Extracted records
────────────────

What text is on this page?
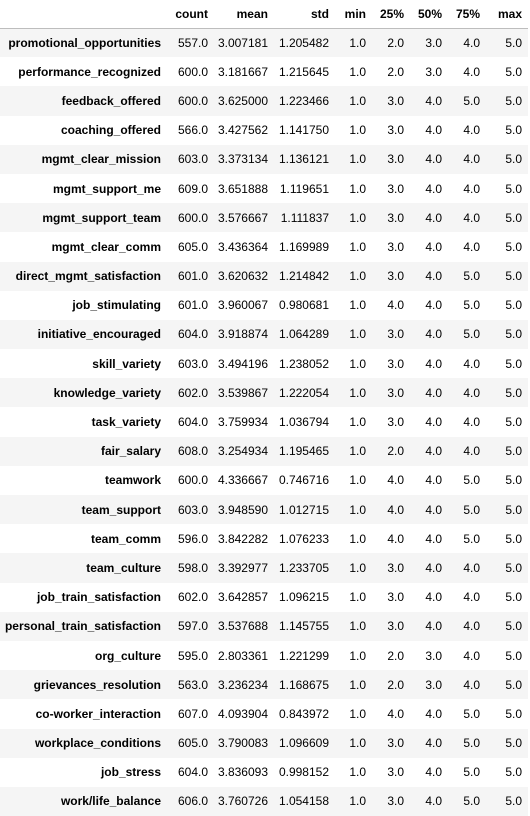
	count	mean	std	min	25%	50%	75%	max
promotional_opportunities	557.0	3.007181	1.205482	1.0	2.0	3.0	4.0	5.0
performance_recognized	600.0	3.181667	1.215645	1.0	2.0	3.0	4.0	5.0
feedback_offered	600.0	3.625000	1.223466	1.0	3.0	4.0	5.0	5.0
coaching_offered	566.0	3.427562	1.141750	1.0	3.0	4.0	4.0	5.0
mgmt_clear_mission	603.0	3.373134	1.136121	1.0	3.0	4.0	4.0	5.0
mgmt_support_me	609.0	3.651888	1.119651	1.0	3.0	4.0	4.0	5.0
mgmt_support_team	600.0	3.576667	1.111837	1.0	3.0	4.0	4.0	5.0
mgmt_clear_comm	605.0	3.436364	1.169989	1.0	3.0	4.0	4.0	5.0
direct_mgmt_satisfaction	601.0	3.620632	1.214842	1.0	3.0	4.0	5.0	5.0
job_stimulating	601.0	3.960067	0.980681	1.0	4.0	4.0	5.0	5.0
initiative_encouraged	604.0	3.918874	1.064289	1.0	3.0	4.0	5.0	5.0
skill_variety	603.0	3.494196	1.238052	1.0	3.0	4.0	4.0	5.0
knowledge_variety	602.0	3.539867	1.222054	1.0	3.0	4.0	4.0	5.0
task_variety	604.0	3.759934	1.036794	1.0	3.0	4.0	4.0	5.0
fair_salary	608.0	3.254934	1.195465	1.0	2.0	4.0	4.0	5.0
teamwork	600.0	4.336667	0.746716	1.0	4.0	4.0	5.0	5.0
team_support	603.0	3.948590	1.012715	1.0	4.0	4.0	5.0	5.0
team_comm	596.0	3.842282	1.076233	1.0	4.0	4.0	5.0	5.0
team_culture	598.0	3.392977	1.233705	1.0	3.0	4.0	4.0	5.0
job_train_satisfaction	602.0	3.642857	1.096215	1.0	3.0	4.0	4.0	5.0
personal_train_satisfaction	597.0	3.537688	1.145755	1.0	3.0	4.0	4.0	5.0
org_culture	595.0	2.803361	1.221299	1.0	2.0	3.0	4.0	5.0
grievances_resolution	563.0	3.236234	1.168675	1.0	2.0	3.0	4.0	5.0
co-worker_interaction	607.0	4.093904	0.843972	1.0	4.0	4.0	5.0	5.0
workplace_conditions	605.0	3.790083	1.096609	1.0	3.0	4.0	5.0	5.0
job_stress	604.0	3.836093	0.998152	1.0	3.0	4.0	5.0	5.0
work/life_balance	606.0	3.760726	1.054158	1.0	3.0	4.0	5.0	5.0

────────────────

Stated problem:
Transcribe the full listing character for character. Pictures are excluded.

Answer:
What text is on this page?
	count	mean	std	min	25%	50%	75%	max
promotional_opportunities	557.0	3.007181	1.205482	1.0	2.0	3.0	4.0	5.0
performance_recognized	600.0	3.181667	1.215645	1.0	2.0	3.0	4.0	5.0
feedback_offered	600.0	3.625000	1.223466	1.0	3.0	4.0	5.0	5.0
coaching_offered	566.0	3.427562	1.141750	1.0	3.0	4.0	4.0	5.0
mgmt_clear_mission	603.0	3.373134	1.136121	1.0	3.0	4.0	4.0	5.0
mgmt_support_me	609.0	3.651888	1.119651	1.0	3.0	4.0	4.0	5.0
mgmt_support_team	600.0	3.576667	1.111837	1.0	3.0	4.0	4.0	5.0
mgmt_clear_comm	605.0	3.436364	1.169989	1.0	3.0	4.0	4.0	5.0
direct_mgmt_satisfaction	601.0	3.620632	1.214842	1.0	3.0	4.0	5.0	5.0
job_stimulating	601.0	3.960067	0.980681	1.0	4.0	4.0	5.0	5.0
initiative_encouraged	604.0	3.918874	1.064289	1.0	3.0	4.0	5.0	5.0
skill_variety	603.0	3.494196	1.238052	1.0	3.0	4.0	4.0	5.0
knowledge_variety	602.0	3.539867	1.222054	1.0	3.0	4.0	4.0	5.0
task_variety	604.0	3.759934	1.036794	1.0	3.0	4.0	4.0	5.0
fair_salary	608.0	3.254934	1.195465	1.0	2.0	4.0	4.0	5.0
teamwork	600.0	4.336667	0.746716	1.0	4.0	4.0	5.0	5.0
team_support	603.0	3.948590	1.012715	1.0	4.0	4.0	5.0	5.0
team_comm	596.0	3.842282	1.076233	1.0	4.0	4.0	5.0	5.0
team_culture	598.0	3.392977	1.233705	1.0	3.0	4.0	4.0	5.0
job_train_satisfaction	602.0	3.642857	1.096215	1.0	3.0	4.0	4.0	5.0
personal_train_satisfaction	597.0	3.537688	1.145755	1.0	3.0	4.0	4.0	5.0
org_culture	595.0	2.803361	1.221299	1.0	2.0	3.0	4.0	5.0
grievances_resolution	563.0	3.236234	1.168675	1.0	2.0	3.0	4.0	5.0
co-worker_interaction	607.0	4.093904	0.843972	1.0	4.0	4.0	5.0	5.0
workplace_conditions	605.0	3.790083	1.096609	1.0	3.0	4.0	5.0	5.0
job_stress	604.0	3.836093	0.998152	1.0	3.0	4.0	5.0	5.0
work/life_balance	606.0	3.760726	1.054158	1.0	3.0	4.0	5.0	5.0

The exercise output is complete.